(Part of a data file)
begin

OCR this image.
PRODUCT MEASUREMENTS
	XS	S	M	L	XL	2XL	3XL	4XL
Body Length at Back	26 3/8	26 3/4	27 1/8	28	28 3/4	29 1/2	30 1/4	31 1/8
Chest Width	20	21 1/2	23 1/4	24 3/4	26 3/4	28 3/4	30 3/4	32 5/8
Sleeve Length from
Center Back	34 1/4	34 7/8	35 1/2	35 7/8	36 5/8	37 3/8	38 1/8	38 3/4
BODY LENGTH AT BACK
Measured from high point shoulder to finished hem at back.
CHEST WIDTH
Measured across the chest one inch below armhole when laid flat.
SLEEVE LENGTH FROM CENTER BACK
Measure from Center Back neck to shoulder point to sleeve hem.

end

__The task__.
Copy out each record from above, exactly.

__Solution to the problem__.
OCR this image.
PRODUCT MEASUREMENTS
	XS	S	M	L	XL	2XL	3XL	4XL
Body Length at Back	26 3/8	26 3/4	27 1/8	28	28 3/4	29 1/2	30 1/4	31 1/8
Chest Width	20	21 1/2	23 1/4	24 3/4	26 3/4	28 3/4	30 3/4	32 5/8
Sleeve Length from
Center Back	34 1/4	34 7/8	35 1/2	35 7/8	36 5/8	37 3/8	38 1/8	38 3/4
BODY LENGTH AT BACK
Measured from high point shoulder to finished hem at back.
CHEST WIDTH
Measured across the chest one inch below armhole when laid flat.
SLEEVE LENGTH FROM CENTER BACK
Measure from Center Back neck to shoulder point to sleeve hem.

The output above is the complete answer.